[DIRECTIONS]
Count every line where "rupture" occurs. Give the total alone.

═════ LISTING

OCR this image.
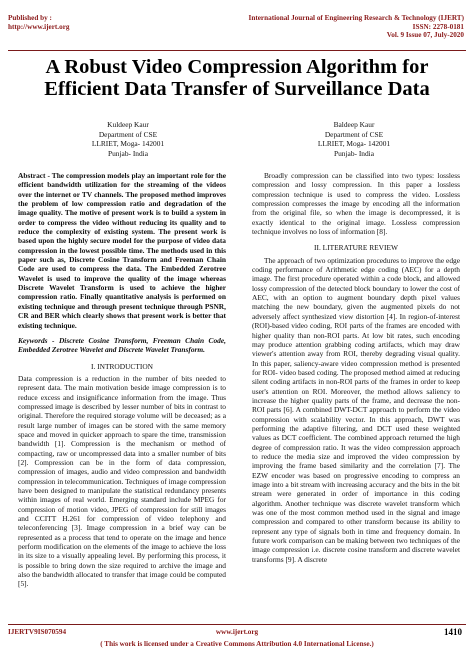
Published by :
http://www.ijert.org
International Journal of Engineering Research & Technology (IJERT)
ISSN: 2278-0181
Vol. 9 Issue 07, July-2020
A Robust Video Compression Algorithm for
Efficient Data Transfer of Surveillance Data
Kuldeep Kaur
Department of CSE
LLRIET, Moga- 142001
Punjab- India
Baldeep Kaur
Department of CSE
LLRIET, Moga- 142001
Punjab- India

Abstract - The compression models play an important role for the efficient bandwidth utilization for the streaming of the videos over the internet or TV channels. The proposed method improves the problem of low compression ratio and degradation of the image quality. The motive of present work is to build a system in order to compress the video without reducing its quality and to reduce the complexity of existing system. The present work is based upon the highly secure model for the purpose of video data compression in the lowest possible time. The methods used in this paper such as, Discrete Cosine Transform and Freeman Chain Code are used to compress the data. The Embedded Zerotree Wavelet is used to improve the quality of the image whereas Discrete Wavelet Transform is used to achieve the higher compression ratio. Finally quantitative analysis is performed on existing technique and through present technique through PSNR, CR and BER which clearly shows that present work is better that existing technique.

Keywords - Discrete Cosine Transform, Freeman Chain Code, Embedded Zerotree Wavelet and Discrete Wavelet Transform.

I. INTRODUCTION

Data compression is a reduction in the number of bits needed to represent data. The main motivation beside image compression is to reduce excess and insignificance information from the image. Thus compressed image is described by lesser number of bits in contrast to original. Therefore the required storage volume will be deceased; as a result large number of images can be stored with the same memory space and moved in quicker approach to spare the time, transmission bandwidth [1]. Compression is the mechanism or method of compacting, raw or uncompressed data into a smaller number of bits [2]. Compression can be in the form of data compression, compression of images, audio and video compression and bandwidth compression in telecommunication. Techniques of image compression have been designed to manipulate the statistical redundancy presents within images of real world. Emerging standard include MPEG for compression of motion video, JPEG of compression for still images and CCITT H.261 for compression of video telephony and teleconferencing [3]. Image compression in a brief way can be represented as a process that tend to operate on the image and hence perform modification on the elements of the image to achieve the loss in its size to a visually appealing level. By performing this process, it is possible to bring down the size required to archive the image and also the bandwidth allocated to transfer that image could be computed [5].

Broadly compression can be classified into two types: lossless compression and lossy compression. In this paper a lossless compression technique is used to compress the video. Lossless compression compresses the image by encoding all the information from the original file, so when the image is decompressed, it is exactly identical to the original image. Lossless compression technique involves no loss of information [8].

II. LITERATURE REVIEW

The approach of two optimization procedures to improve the edge coding performance of Arithmetic edge coding (AEC) for a depth image. The first procedure operated within a code block, and allowed lossy compression of the detected block boundary to lower the cost of AEC, with an option to augment boundary depth pixel values matching the new boundary, given the augmented pixels do not adversely affect synthesized view distortion [4]. In region-of-interest (ROI)-based video coding, ROI parts of the frames are encoded with higher quality than non-ROI parts. At low bit rates, such encoding may produce attention grabbing coding artifacts, which may draw viewer's attention away from ROI, thereby degrading visual quality. In this paper, saliency-aware video compression method is presented for ROI- video based coding. The proposed method aimed at reducing silent coding artifacts in non-ROI parts of the frames in order to keep user's attention on ROI. Moreover, the method allows saliency to increase the higher quality parts of the frame, and decrease the non-ROI parts [6]. A combined DWT-DCT approach to perform the video compression with scalability vector. In this approach, DWT was performing the adaptive filtering, and DCT used these weighted values as DCT coefficient. The combined approach returned the high degree of compression ratio. It was the video compression approach to reduce the media size and improved the video compression by improving the frame based similarity and the correlation [7]. The EZW encoder was based on progressive encoding to compress an image into a bit stream with increasing accuracy and the bits in the bit stream were generated in order of importance in this coding algorithm. Another technique was discrete wavelet transform which was one of the most common method used in the signal and image compression and compared to other transform because its ability to represent any type of signals both in time and frequency domain. In future work comparison can be making between two techniques of the image compression i.e. discrete cosine transform and discrete wavelet transforms [9]. A discrete

IJERTV9IS070594	www.ijert.org	1410
( This work is licensed under a Creative Commons Attribution 4.0 International License.)
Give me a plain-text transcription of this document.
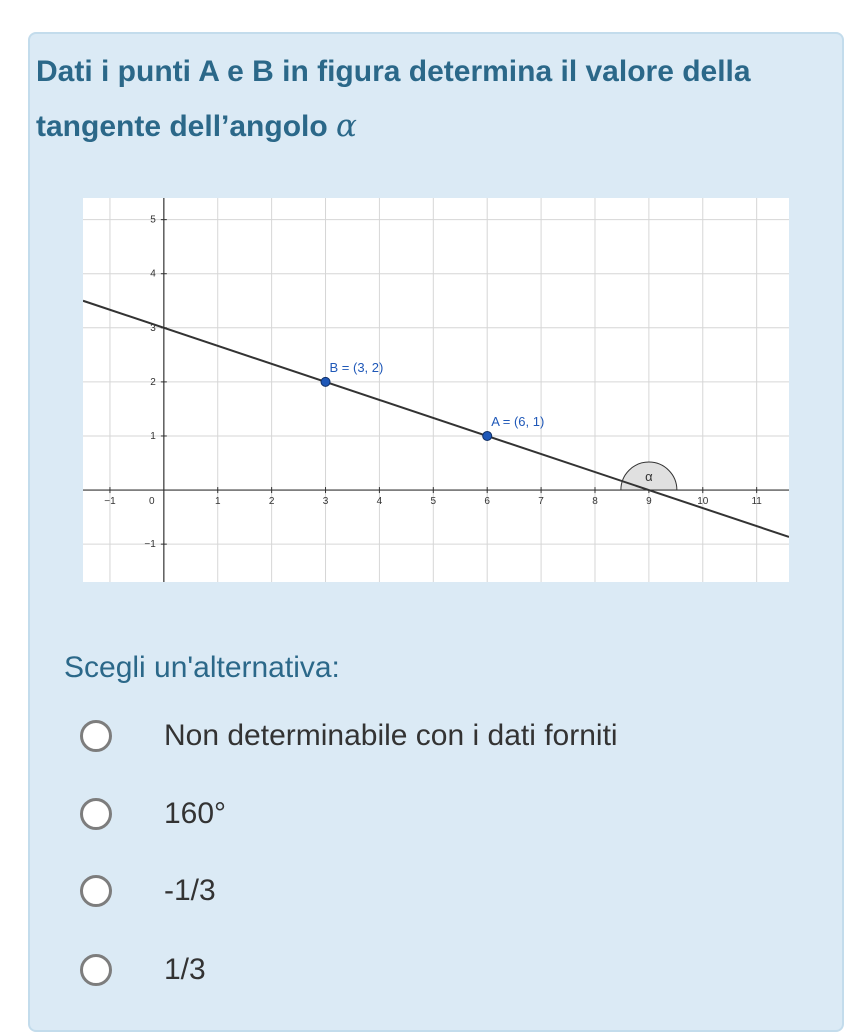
Dati i punti A e B in figura determina il valore della tangente dell’angolo α
−1	1	2	3	4	5	6	7	8	9	10	11
−1
1
2
3
4
5
0
α
B = (3, 2)
A = (6, 1)

Scegli un'alternativa:

Non determinabile con i dati forniti
160°
-1/3
1/3
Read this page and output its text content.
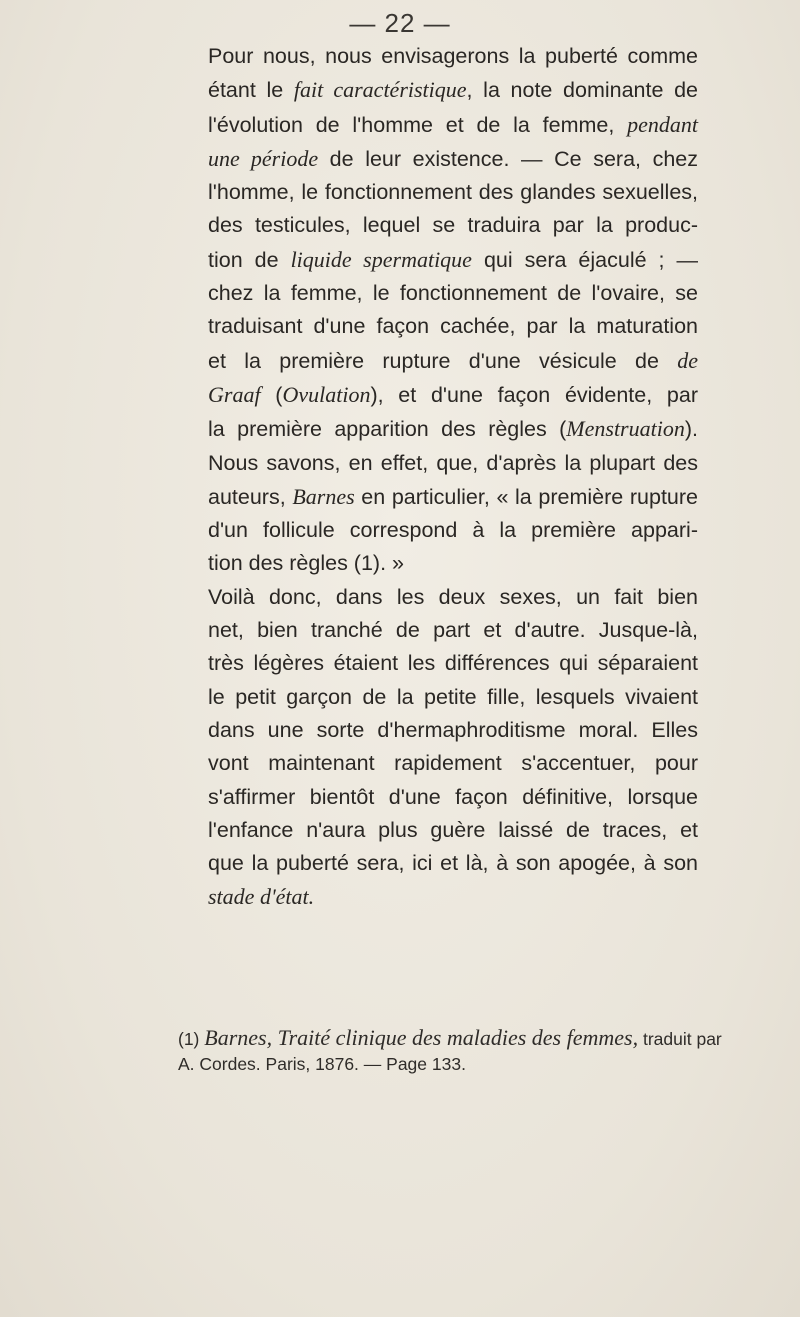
— 22 —

Pour nous, nous envisagerons la puberté comme
étant le fait caractéristique, la note dominante de
l'évolution de l'homme et de la femme, pendant
une période de leur existence. — Ce sera, chez
l'homme, le fonctionnement des glandes sexuelles,
des testicules, lequel se traduira par la produc-
tion de liquide spermatique qui sera éjaculé ; —
chez la femme, le fonctionnement de l'ovaire, se
traduisant d'une façon cachée, par la maturation
et la première rupture d'une vésicule de de
Graaf (Ovulation), et d'une façon évidente, par
la première apparition des règles (Menstruation).
Nous savons, en effet, que, d'après la plupart des
auteurs, Barnes en particulier, « la première rupture
d'un follicule correspond à la première appari-
tion des règles (1). »

Voilà donc, dans les deux sexes, un fait bien
net, bien tranché de part et d'autre. Jusque-là,
très légères étaient les différences qui séparaient
le petit garçon de la petite fille, lesquels vivaient
dans une sorte d'hermaphroditisme moral. Elles
vont maintenant rapidement s'accentuer, pour
s'affirmer bientôt d'une façon définitive, lorsque
l'enfance n'aura plus guère laissé de traces, et
que la puberté sera, ici et là, à son apogée, à son
stade d'état.

(1) Barnes, Traité clinique des maladies des femmes, traduit par
A. Cordes. Paris, 1876. — Page 133.
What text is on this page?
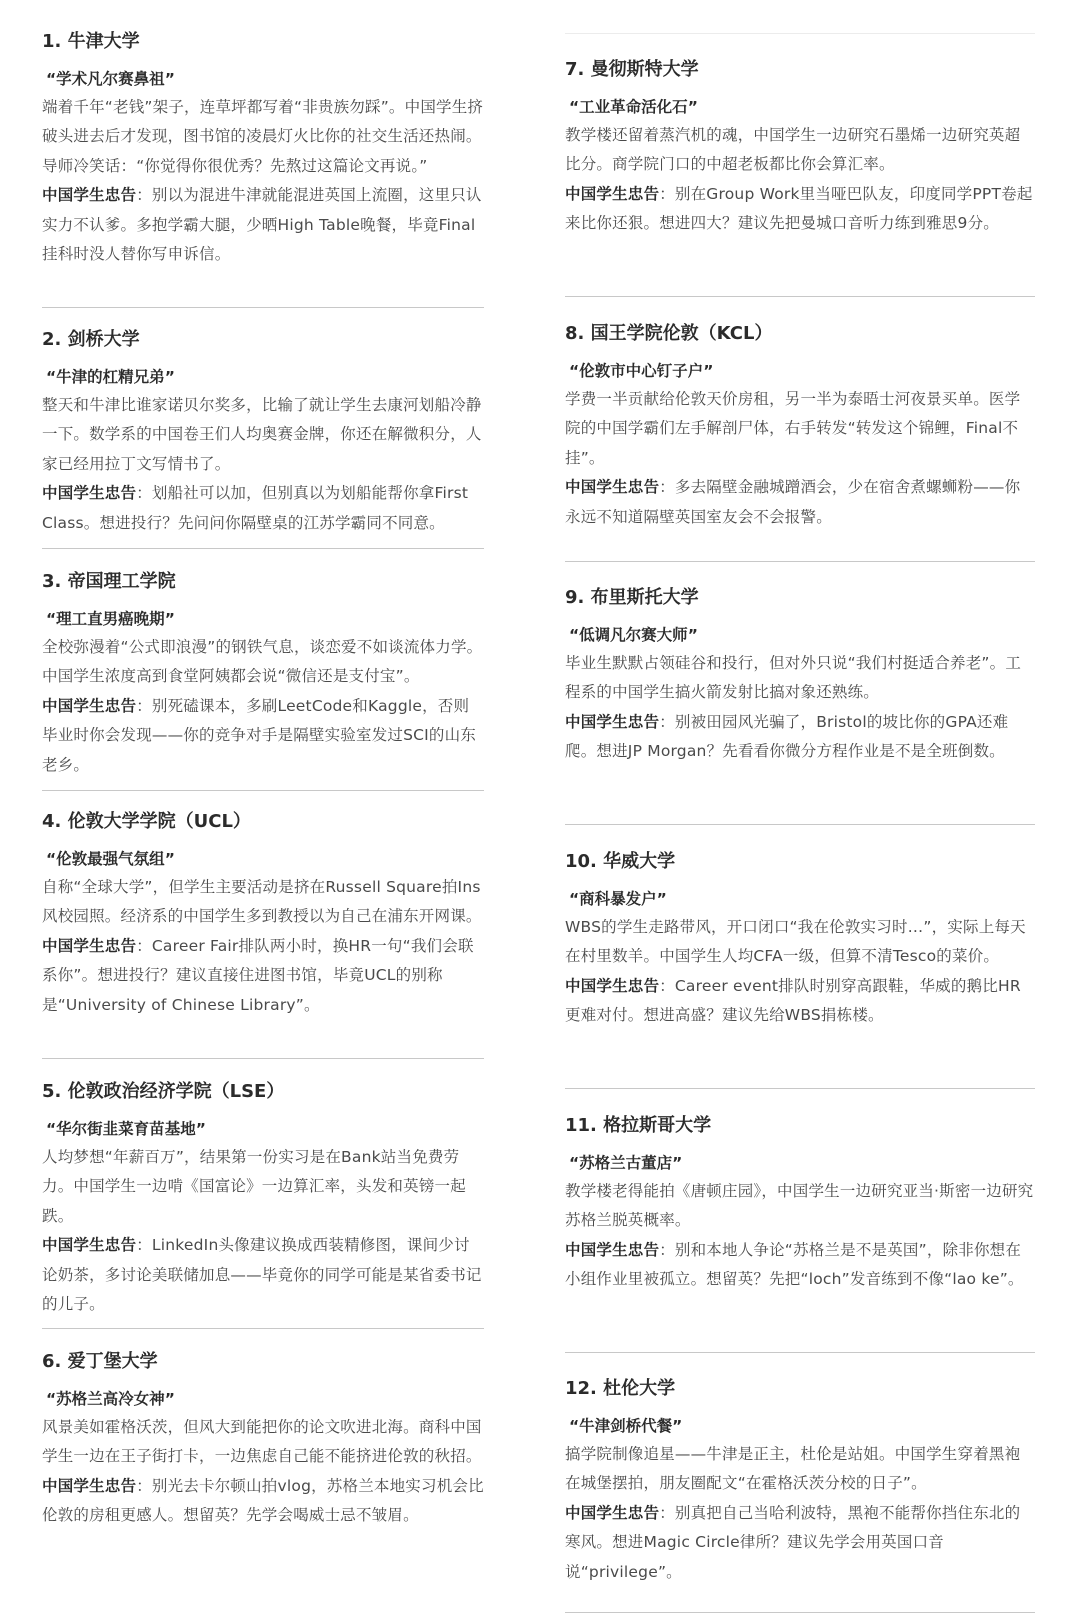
1. 牛津大学
“学术凡尔赛鼻祖”
端着千年“老钱”架子，连草坪都写着“非贵族勿踩”。中国学生挤破头进去后才发现，图书馆的凌晨灯火比你的社交生活还热闹。导师冷笑话：“你觉得你很优秀？先熬过这篇论文再说。”
中国学生忠告：别以为混进牛津就能混进英国上流圈，这里只认实力不认爹。多抱学霸大腿，少晒High Table晚餐，毕竟Final挂科时没人替你写申诉信。
2. 剑桥大学
“牛津的杠精兄弟”
整天和牛津比谁家诺贝尔奖多，比输了就让学生去康河划船冷静一下。数学系的中国卷王们人均奥赛金牌，你还在解微积分，人家已经用拉丁文写情书了。
中国学生忠告：划船社可以加，但别真以为划船能帮你拿First Class。想进投行？先问问你隔壁桌的江苏学霸同不同意。
3. 帝国理工学院
“理工直男癌晚期”
全校弥漫着“公式即浪漫”的钢铁气息，谈恋爱不如谈流体力学。中国学生浓度高到食堂阿姨都会说“微信还是支付宝”。
中国学生忠告：别死磕课本，多刷LeetCode和Kaggle，否则毕业时你会发现——你的竞争对手是隔壁实验室发过SCI的山东老乡。
4. 伦敦大学学院（UCL）
“伦敦最强气氛组”
自称“全球大学”，但学生主要活动是挤在Russell Square拍Ins风校园照。经济系的中国学生多到教授以为自己在浦东开网课。
中国学生忠告：Career Fair排队两小时，换HR一句“我们会联系你”。想进投行？建议直接住进图书馆，毕竟UCL的别称是“University of Chinese Library”。
5. 伦敦政治经济学院（LSE）
“华尔街韭菜育苗基地”
人均梦想“年薪百万”，结果第一份实习是在Bank站当免费劳力。中国学生一边啃《国富论》一边算汇率，头发和英镑一起跌。
中国学生忠告：LinkedIn头像建议换成西装精修图，课间少讨论奶茶，多讨论美联储加息——毕竟你的同学可能是某省委书记的儿子。
6. 爱丁堡大学
“苏格兰高冷女神”
风景美如霍格沃茨，但风大到能把你的论文吹进北海。商科中国学生一边在王子街打卡，一边焦虑自己能不能挤进伦敦的秋招。
中国学生忠告：别光去卡尔顿山拍vlog，苏格兰本地实习机会比伦敦的房租更感人。想留英？先学会喝威士忌不皱眉。
7. 曼彻斯特大学
“工业革命活化石”
教学楼还留着蒸汽机的魂，中国学生一边研究石墨烯一边研究英超比分。商学院门口的中超老板都比你会算汇率。
中国学生忠告：别在Group Work里当哑巴队友，印度同学PPT卷起来比你还狠。想进四大？建议先把曼城口音听力练到雅思9分。
8. 国王学院伦敦（KCL）
“伦敦市中心钉子户”
学费一半贡献给伦敦天价房租，另一半为泰晤士河夜景买单。医学院的中国学霸们左手解剖尸体，右手转发“转发这个锦鲤，Final不挂”。
中国学生忠告：多去隔壁金融城蹭酒会，少在宿舍煮螺蛳粉——你永远不知道隔壁英国室友会不会报警。
9. 布里斯托大学
“低调凡尔赛大师”
毕业生默默占领硅谷和投行，但对外只说“我们村挺适合养老”。工程系的中国学生搞火箭发射比搞对象还熟练。
中国学生忠告：别被田园风光骗了，Bristol的坡比你的GPA还难爬。想进JP Morgan？先看看你微分方程作业是不是全班倒数。
10. 华威大学
“商科暴发户”
WBS的学生走路带风，开口闭口“我在伦敦实习时…”，实际上每天在村里数羊。中国学生人均CFA一级，但算不清Tesco的菜价。
中国学生忠告：Career event排队时别穿高跟鞋，华威的鹅比HR更难对付。想进高盛？建议先给WBS捐栋楼。
11. 格拉斯哥大学
“苏格兰古董店”
教学楼老得能拍《唐顿庄园》，中国学生一边研究亚当·斯密一边研究苏格兰脱英概率。
中国学生忠告：别和本地人争论“苏格兰是不是英国”，除非你想在小组作业里被孤立。想留英？先把“loch”发音练到不像“lao ke”。
12. 杜伦大学
“牛津剑桥代餐”
搞学院制像追星——牛津是正主，杜伦是站姐。中国学生穿着黑袍在城堡摆拍，朋友圈配文“在霍格沃茨分校的日子”。
中国学生忠告：别真把自己当哈利波特，黑袍不能帮你挡住东北的寒风。想进Magic Circle律所？建议先学会用英国口音说“privilege”。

══════════

[SOLUTION]
2